Segment Start: Excerpted passage

Approvals are only the starting blocks; the challenge is making the merger work in terms of networks, operations, customers and the bottom line
The Competition and Markets Authority (CMA) has decided Vodafone’s merger with Three should be allowed if they sign binding commitments to invest billions in 5G infrastructure across the UK. In the shorter term, the combined entity must protect customers by agreeing to cap certain mobile tariffs and offer “preset contractual terms” to MVNOs for three years.M
Vodafone and Three were also obliged to agree to hand over some spectrum to Virgin Media O2 to get the deal through, which is good news for VMO2’s mobile customers. The mergees got off pretty lightly in terms of having to divest assets to gain the necessary approvals.
The qualified approval comes after a protracted inquiry and consultation process. The independent inquiry group published its final decision today. The merger is expected to formally complete in the first half of next year.
A new force in the market?
When the deal was announced in June 2023, the terms of the deal were that Vodafone would own 51% of the combined operator with an option to acquire CK Hutchison’s 49% after three years if the merged group reached an enterprise value of £16.5 billion.
Vodafone Group’s CEO, Margherita Della Valle, said in a statement, “Today’s approval releases the handbrake on the UK’s telecoms industry, and the increased investment will power the UK to the forefront of European telecommunications.” Della Valle is making good progress with her to-do list, having got this merger through and exited the uneconomic markets of Italy and Spain since becoming CEO. She still has a long way to go on the share price, though.
The Deputy Chair of CK Hutchison, Canning Fok, claimed the network investment plan would ensure “customers across the country benefit from world-beating network quality”.
Terms and conditions apply
Assuming the mergees agree to the strictures, the network commitment is to be overseen by Ofcom, the telecoms regulator, and the CMA. The merged company will be obliged to publish an annual report setting out its progress on implementing the network plan. The CMA will be responsible for monitoring and enforcing the protections relating to consumer tariffs and wholesale terms.
The new operator will have its work cut out. First of all, only a tiny percentage of mergers deliver all the benefits they promise and fusing two lots of infrastructure in an efficient and economic fashion, never mind the IT systems, will not be a walk in the park. BT’s painfully poor and slow integration of customer-facing systems for fixed and mobile is a good example of what not to do.
One the other hand, BT’s mobile and fixed networks is in a league of its own in the UK but there is plenty of room for improvement. UK customers will benefit from a rival of sufficient scale breathing down its neck.
Simon Frumkin, CEO of connectivity infrastructure-as-a-service provider Freshwave, adds, “The last telecoms merger in the UK led to a lot of investment and innovation, resulting in us being the first European country to launch 4G. Since then, because of the competitive nature of the global ecosystem, the UK has started to fall behind other markets when it comes to network infrastructure deployment and overall quality of service.
“Meanwhile, BT and EE have maintained a leading network quality score akin to those in first class mobile connectivity markets (specifically a score of over 900 in the recent Global Umlaut PBM scoring system). The UK needs all of our network operators to be world class to maintain our competitiveness as a nation and this merger makes that possible.”

Segment End: Excerpted passage

> [Tasks to perform]
• a. Answer these questions from the article on the Vodafone and Three merger:
(i) Under the deal terms announced in June 2023, what percentage of the combined operator would Vodafone own?
(ii) Which telecoms regulator will oversee the network commitment together with the CMA?
(iii) What is the name of Freshwave's CEO?
• b. Please extract the passage of the merger article from "One the other" up to and including "quality of service.".
The records come from a separate source, not from the merger article.

Segment Start: Supplied records

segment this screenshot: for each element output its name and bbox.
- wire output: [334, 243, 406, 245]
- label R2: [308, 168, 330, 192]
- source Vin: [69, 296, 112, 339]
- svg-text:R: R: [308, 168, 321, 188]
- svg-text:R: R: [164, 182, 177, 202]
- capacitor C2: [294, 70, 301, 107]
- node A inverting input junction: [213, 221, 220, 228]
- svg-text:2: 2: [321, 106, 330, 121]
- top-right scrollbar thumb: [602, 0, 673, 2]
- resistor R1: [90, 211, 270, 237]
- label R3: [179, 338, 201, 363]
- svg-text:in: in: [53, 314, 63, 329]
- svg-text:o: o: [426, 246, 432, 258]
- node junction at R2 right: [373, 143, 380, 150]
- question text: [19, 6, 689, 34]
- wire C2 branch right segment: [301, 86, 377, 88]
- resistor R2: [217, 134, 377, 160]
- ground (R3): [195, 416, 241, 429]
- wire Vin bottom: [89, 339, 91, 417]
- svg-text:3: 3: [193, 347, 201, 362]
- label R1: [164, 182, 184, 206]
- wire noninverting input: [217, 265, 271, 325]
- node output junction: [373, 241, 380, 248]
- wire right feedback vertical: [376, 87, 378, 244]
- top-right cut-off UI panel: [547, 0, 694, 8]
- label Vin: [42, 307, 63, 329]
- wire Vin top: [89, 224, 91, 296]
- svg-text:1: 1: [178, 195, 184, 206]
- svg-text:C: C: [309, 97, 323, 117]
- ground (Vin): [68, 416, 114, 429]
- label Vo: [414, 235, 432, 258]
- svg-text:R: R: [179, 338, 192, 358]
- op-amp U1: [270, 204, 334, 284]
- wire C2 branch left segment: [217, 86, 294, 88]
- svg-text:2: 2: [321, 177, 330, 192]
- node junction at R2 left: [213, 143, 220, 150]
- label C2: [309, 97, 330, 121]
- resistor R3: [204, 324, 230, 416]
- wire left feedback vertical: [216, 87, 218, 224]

Segment End: Supplied records

> [Results]
• a.
(i) 51%
(ii) Ofcom
(iii) Simon Frumkin

• b.
One the other hand, BT’s mobile and fixed networks is in a league of its own in the UK but there is plenty of room for improvement. UK customers will benefit from a rival of sufficient scale breathing down its neck.
Simon Frumkin, CEO of connectivity infrastructure-as-a-service provider Freshwave, adds, “The last telecoms merger in the UK led to a lot of investment and innovation, resulting in us being the first European country to launch 4G. Since then, because of the competitive nature of the global ecosystem, the UK has started to fall behind other markets when it comes to network infrastructure deployment and overall quality of service.